Spot each line that carries the word "Heikin"; copy those lines.

--- BEGIN ---

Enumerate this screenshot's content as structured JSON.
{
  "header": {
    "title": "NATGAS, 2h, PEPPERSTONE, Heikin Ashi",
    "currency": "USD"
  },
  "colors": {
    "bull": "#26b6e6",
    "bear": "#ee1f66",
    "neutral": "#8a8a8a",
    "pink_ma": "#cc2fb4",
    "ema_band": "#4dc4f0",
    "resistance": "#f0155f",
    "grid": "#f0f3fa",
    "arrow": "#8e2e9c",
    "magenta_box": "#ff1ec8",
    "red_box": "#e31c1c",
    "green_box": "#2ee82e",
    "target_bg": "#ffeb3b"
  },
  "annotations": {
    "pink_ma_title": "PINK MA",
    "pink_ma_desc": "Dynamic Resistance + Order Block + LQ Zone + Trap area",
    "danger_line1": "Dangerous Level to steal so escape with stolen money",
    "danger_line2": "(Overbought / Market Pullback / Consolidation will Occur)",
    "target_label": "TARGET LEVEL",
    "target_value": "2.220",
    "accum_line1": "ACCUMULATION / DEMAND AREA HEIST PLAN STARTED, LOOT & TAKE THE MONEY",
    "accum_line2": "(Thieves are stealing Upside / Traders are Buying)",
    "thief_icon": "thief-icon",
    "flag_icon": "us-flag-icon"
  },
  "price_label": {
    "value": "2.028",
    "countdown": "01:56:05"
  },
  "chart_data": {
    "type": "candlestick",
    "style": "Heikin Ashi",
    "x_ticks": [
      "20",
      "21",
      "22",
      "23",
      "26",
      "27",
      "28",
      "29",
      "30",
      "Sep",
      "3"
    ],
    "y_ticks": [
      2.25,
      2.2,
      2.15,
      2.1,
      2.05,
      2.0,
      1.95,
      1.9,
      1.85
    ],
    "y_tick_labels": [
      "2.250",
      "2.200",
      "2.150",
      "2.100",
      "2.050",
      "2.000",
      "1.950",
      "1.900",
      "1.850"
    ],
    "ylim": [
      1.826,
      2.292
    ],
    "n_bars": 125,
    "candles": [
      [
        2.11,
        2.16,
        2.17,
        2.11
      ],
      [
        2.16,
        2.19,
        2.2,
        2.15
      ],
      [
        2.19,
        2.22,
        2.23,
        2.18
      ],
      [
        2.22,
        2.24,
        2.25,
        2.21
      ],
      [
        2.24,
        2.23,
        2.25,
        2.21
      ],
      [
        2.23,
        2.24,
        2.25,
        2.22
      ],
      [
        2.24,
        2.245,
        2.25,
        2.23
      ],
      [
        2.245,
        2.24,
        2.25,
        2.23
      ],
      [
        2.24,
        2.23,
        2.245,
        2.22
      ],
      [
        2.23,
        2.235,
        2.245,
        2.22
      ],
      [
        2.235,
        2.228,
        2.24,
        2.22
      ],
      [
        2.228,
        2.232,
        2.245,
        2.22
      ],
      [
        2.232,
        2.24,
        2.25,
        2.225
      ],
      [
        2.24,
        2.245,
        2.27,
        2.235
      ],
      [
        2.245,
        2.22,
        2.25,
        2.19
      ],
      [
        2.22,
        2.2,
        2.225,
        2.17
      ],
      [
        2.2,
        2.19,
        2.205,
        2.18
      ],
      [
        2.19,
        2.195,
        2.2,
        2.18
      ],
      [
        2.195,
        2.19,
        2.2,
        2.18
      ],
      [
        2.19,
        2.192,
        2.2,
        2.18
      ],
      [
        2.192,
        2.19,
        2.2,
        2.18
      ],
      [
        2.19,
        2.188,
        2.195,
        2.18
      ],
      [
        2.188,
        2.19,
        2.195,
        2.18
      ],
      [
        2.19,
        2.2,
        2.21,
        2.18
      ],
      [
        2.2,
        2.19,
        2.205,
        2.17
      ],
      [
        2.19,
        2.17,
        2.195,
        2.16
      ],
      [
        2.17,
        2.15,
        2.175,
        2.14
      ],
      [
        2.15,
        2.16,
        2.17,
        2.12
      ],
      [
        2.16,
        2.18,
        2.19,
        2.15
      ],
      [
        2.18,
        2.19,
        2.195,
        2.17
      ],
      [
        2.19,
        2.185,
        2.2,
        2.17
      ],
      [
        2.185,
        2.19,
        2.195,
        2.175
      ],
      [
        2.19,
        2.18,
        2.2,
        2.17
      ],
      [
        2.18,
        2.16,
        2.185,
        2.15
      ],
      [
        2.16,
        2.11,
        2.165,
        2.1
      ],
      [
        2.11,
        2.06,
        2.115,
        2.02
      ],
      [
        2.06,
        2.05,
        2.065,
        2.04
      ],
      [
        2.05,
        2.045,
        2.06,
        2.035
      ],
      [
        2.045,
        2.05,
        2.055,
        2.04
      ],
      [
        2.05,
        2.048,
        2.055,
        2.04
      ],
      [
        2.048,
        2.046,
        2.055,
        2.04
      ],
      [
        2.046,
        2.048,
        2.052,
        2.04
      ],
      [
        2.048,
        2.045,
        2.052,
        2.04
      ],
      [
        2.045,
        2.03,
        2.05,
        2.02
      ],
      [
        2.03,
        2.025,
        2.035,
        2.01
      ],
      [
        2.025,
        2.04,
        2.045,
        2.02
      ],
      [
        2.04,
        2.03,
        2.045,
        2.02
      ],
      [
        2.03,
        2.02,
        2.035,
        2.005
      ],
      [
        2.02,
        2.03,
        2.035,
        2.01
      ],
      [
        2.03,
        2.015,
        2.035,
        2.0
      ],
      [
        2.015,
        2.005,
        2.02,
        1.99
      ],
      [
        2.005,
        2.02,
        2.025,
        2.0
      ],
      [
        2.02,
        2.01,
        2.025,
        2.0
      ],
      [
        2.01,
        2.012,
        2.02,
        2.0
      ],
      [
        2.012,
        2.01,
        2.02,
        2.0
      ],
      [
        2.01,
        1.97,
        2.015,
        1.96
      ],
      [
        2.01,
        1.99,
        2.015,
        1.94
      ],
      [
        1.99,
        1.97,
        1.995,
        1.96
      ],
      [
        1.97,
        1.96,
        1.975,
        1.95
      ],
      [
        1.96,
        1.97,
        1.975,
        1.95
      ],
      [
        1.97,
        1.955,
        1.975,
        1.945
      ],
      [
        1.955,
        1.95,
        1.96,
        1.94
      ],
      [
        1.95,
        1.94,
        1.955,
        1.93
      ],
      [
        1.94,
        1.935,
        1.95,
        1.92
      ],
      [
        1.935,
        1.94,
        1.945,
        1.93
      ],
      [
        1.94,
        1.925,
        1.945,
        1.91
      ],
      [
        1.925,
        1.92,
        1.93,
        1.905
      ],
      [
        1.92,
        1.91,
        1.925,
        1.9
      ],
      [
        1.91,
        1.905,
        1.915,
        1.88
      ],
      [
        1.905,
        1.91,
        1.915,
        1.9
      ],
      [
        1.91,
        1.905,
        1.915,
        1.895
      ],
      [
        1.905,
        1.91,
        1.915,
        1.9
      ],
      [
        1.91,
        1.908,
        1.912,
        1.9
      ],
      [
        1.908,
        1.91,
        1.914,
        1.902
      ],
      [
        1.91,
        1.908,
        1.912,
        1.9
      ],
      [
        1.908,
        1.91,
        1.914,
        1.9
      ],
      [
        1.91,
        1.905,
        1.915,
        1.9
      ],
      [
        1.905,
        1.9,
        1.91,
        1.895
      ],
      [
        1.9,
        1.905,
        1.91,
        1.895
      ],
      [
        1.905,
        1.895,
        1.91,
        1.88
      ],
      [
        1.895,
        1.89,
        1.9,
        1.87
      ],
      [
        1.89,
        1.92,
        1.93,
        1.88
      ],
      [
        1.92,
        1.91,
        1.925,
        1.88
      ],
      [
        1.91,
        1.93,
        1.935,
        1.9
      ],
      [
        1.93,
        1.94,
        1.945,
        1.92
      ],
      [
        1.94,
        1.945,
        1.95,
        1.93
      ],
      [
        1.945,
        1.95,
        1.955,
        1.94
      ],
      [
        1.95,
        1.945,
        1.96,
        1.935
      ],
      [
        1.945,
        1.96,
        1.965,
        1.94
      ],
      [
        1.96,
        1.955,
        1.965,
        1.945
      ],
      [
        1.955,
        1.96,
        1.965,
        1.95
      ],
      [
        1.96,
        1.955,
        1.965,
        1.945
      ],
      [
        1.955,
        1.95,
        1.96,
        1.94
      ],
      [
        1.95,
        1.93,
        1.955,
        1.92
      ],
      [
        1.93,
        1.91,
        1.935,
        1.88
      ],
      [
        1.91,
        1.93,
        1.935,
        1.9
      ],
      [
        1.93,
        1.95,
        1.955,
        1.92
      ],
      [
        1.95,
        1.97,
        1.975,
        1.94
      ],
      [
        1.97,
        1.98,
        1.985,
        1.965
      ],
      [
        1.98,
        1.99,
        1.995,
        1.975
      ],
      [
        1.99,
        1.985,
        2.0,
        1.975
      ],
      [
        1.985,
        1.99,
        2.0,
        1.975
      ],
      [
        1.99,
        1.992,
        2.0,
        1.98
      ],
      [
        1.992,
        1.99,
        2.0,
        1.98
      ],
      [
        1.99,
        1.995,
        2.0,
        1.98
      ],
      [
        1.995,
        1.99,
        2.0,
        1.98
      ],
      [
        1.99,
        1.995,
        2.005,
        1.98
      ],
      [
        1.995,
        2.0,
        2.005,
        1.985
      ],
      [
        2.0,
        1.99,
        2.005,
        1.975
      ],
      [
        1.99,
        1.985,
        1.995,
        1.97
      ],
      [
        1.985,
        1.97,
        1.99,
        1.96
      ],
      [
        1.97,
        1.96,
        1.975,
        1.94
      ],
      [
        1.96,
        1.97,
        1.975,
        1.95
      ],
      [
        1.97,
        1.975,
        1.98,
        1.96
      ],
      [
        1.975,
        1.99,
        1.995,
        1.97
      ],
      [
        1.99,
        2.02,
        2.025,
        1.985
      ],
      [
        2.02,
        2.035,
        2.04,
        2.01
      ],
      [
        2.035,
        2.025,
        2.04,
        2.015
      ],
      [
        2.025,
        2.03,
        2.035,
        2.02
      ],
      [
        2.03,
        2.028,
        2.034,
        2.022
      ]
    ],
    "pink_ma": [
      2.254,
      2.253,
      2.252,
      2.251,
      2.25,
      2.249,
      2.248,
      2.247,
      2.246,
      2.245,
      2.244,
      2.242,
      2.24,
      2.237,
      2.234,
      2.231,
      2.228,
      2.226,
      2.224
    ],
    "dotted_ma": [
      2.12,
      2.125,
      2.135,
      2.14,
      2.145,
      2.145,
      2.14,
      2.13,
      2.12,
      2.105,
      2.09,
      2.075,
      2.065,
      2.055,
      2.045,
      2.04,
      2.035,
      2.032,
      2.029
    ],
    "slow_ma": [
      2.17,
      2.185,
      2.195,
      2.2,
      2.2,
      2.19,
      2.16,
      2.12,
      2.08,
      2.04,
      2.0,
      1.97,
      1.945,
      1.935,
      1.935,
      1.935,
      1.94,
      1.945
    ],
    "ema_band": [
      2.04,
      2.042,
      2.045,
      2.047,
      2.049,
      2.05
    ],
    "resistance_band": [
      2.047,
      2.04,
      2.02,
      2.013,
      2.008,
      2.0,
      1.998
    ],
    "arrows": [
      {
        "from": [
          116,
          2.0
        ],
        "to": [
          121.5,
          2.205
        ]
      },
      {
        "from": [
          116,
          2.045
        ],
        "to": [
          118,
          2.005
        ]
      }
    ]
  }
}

--- END ---

• RESPONSE
    "title": "NATGAS, 2h, PEPPERSTONE, Heikin Ashi",
    "style": "Heikin Ashi",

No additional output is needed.